- _WHAT TO PRODUCE_: Could you copy every line from the material below in which "details" appears?

- _ITEMS_:
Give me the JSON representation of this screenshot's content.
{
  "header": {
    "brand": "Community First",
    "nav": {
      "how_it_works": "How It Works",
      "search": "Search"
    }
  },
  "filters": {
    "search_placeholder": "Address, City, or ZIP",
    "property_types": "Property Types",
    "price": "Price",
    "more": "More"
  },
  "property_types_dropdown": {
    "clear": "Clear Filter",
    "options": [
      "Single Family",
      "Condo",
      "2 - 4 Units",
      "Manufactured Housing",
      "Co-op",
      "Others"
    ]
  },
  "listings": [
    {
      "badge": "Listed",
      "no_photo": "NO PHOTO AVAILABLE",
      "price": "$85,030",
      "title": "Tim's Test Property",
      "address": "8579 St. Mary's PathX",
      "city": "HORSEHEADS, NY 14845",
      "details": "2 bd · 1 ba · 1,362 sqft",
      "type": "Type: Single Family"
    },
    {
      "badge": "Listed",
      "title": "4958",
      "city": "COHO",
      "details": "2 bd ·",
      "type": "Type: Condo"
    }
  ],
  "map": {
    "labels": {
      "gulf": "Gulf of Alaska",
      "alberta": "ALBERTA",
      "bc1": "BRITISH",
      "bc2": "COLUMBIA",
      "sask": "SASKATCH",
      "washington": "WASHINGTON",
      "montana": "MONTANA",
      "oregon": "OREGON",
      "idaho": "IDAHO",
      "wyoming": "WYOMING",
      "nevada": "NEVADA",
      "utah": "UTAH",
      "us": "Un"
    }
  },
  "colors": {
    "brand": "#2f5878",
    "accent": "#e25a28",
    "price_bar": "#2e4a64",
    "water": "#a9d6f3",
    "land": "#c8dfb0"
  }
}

==

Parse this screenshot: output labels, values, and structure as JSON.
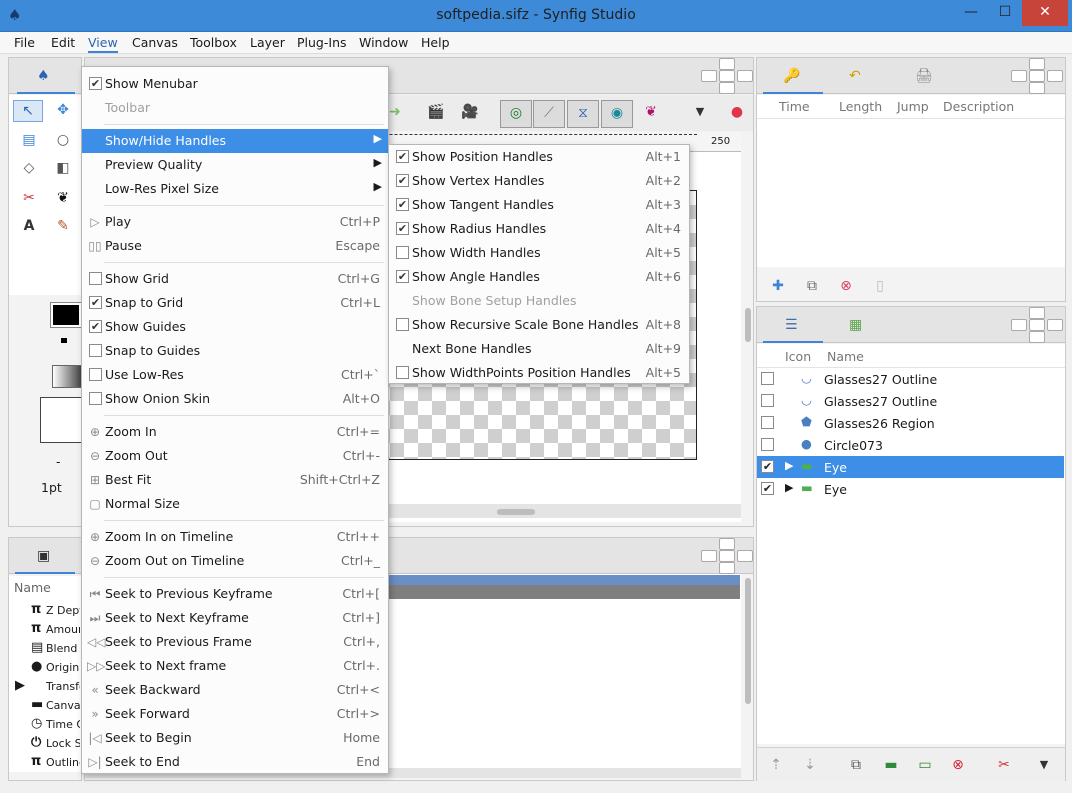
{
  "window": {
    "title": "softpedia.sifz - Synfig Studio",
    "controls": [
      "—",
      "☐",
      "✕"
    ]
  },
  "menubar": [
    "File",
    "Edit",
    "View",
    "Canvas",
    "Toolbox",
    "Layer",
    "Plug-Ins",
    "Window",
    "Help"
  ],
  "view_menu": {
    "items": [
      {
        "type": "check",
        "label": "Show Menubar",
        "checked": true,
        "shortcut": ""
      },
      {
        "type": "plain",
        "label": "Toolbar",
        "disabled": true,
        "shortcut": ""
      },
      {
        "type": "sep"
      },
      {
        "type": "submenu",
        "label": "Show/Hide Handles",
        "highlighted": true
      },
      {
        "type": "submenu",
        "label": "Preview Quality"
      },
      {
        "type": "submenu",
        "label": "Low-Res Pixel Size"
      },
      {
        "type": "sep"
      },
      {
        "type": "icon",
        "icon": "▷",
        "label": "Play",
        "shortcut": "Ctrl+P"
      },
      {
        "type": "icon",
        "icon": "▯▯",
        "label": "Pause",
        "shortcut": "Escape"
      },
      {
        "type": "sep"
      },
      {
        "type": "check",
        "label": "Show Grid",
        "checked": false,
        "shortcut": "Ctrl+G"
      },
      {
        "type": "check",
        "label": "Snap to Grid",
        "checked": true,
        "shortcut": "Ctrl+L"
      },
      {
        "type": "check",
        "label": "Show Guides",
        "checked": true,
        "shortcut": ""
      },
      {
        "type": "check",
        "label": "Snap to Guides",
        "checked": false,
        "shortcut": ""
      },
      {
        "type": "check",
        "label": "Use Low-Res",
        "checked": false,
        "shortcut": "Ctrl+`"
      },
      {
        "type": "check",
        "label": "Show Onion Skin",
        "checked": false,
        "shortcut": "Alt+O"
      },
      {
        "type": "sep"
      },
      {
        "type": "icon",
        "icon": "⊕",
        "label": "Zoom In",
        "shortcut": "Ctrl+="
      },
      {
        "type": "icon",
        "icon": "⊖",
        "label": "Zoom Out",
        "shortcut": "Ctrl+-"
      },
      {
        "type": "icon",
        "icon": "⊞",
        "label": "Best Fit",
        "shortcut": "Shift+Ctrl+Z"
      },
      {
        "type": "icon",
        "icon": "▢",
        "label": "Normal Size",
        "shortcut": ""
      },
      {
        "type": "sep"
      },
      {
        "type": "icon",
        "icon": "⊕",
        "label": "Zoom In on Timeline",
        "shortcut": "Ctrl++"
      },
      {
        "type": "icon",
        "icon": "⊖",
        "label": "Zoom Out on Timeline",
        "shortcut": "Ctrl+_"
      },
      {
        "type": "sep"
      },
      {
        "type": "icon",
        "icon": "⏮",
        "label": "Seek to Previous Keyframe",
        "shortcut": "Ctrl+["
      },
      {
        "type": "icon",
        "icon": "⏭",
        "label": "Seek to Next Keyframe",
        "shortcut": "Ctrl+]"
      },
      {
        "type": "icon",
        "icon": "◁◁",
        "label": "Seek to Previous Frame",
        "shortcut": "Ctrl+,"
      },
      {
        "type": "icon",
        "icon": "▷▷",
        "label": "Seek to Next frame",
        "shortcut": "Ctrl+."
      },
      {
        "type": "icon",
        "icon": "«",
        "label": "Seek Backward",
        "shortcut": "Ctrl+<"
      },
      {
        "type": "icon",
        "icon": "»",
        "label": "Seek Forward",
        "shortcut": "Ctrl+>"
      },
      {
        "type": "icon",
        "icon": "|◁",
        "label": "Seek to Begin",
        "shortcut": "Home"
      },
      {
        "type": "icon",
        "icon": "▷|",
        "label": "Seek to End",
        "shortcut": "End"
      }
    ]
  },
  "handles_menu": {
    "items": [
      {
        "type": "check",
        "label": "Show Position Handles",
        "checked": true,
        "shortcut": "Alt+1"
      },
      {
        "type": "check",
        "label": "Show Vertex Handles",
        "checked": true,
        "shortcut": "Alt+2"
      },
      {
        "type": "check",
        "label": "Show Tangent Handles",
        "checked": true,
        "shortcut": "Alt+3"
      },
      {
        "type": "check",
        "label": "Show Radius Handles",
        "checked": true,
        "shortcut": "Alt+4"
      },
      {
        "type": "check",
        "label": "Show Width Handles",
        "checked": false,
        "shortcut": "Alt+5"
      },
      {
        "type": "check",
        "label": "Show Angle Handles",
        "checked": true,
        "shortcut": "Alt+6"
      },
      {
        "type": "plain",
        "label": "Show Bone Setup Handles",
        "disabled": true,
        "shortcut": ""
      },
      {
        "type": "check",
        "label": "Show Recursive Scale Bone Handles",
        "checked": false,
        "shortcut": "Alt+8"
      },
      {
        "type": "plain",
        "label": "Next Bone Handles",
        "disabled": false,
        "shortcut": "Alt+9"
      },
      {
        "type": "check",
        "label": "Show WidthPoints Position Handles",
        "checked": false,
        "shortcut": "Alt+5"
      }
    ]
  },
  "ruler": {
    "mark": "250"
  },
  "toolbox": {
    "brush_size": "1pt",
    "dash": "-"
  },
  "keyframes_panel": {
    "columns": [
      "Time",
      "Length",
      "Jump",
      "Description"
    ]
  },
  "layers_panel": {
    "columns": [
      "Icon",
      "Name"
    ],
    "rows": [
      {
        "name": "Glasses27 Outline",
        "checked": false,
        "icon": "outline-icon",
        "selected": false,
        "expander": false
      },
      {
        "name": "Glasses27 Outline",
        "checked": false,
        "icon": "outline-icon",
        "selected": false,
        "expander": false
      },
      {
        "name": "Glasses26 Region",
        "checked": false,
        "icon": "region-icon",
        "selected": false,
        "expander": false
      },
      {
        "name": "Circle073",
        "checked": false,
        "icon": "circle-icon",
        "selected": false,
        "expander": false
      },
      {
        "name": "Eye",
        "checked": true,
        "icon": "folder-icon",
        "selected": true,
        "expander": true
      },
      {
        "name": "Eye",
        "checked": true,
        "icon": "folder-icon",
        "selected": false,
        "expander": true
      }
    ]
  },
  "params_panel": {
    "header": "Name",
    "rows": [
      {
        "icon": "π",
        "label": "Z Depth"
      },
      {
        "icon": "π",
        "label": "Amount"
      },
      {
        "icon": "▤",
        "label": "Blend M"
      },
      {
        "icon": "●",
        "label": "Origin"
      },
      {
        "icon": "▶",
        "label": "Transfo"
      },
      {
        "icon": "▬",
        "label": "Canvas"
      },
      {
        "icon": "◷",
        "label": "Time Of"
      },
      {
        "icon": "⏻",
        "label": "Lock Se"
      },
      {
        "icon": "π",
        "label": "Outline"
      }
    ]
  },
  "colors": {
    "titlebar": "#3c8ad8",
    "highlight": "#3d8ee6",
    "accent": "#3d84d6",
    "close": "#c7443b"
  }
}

- _WRITTEN SOLUTION_:
      "details": "2 bd · 1 ba · 1,362 sqft",
      "details": "2 bd ·",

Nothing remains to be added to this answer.